● **Exercise description**: Write out the full listing again, exactly as it stands.

[Stored records]
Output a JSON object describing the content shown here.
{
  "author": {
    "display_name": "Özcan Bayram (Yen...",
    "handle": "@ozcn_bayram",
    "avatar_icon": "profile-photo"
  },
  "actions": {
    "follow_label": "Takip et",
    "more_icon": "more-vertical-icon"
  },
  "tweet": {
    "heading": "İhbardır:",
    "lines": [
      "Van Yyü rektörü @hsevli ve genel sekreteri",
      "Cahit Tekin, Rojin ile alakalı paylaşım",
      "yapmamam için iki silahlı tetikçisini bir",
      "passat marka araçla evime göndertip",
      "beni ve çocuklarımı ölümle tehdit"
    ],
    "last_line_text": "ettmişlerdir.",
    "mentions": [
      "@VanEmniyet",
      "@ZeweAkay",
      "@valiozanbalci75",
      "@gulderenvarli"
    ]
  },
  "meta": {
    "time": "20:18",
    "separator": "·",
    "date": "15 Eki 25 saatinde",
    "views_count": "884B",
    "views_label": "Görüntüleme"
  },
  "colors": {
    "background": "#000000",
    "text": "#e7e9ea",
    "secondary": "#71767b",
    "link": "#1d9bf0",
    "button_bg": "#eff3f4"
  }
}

● **Written answer**:
Output a JSON object describing the content shown here.
{
  "author": {
    "display_name": "Özcan Bayram (Yen...",
    "handle": "@ozcn_bayram",
    "avatar_icon": "profile-photo"
  },
  "actions": {
    "follow_label": "Takip et",
    "more_icon": "more-vertical-icon"
  },
  "tweet": {
    "heading": "İhbardır:",
    "lines": [
      "Van Yyü rektörü @hsevli ve genel sekreteri",
      "Cahit Tekin, Rojin ile alakalı paylaşım",
      "yapmamam için iki silahlı tetikçisini bir",
      "passat marka araçla evime göndertip",
      "beni ve çocuklarımı ölümle tehdit"
    ],
    "last_line_text": "ettmişlerdir.",
    "mentions": [
      "@VanEmniyet",
      "@ZeweAkay",
      "@valiozanbalci75",
      "@gulderenvarli"
    ]
  },
  "meta": {
    "time": "20:18",
    "separator": "·",
    "date": "15 Eki 25 saatinde",
    "views_count": "884B",
    "views_label": "Görüntüleme"
  },
  "colors": {
    "background": "#000000",
    "text": "#e7e9ea",
    "secondary": "#71767b",
    "link": "#1d9bf0",
    "button_bg": "#eff3f4"
  }
}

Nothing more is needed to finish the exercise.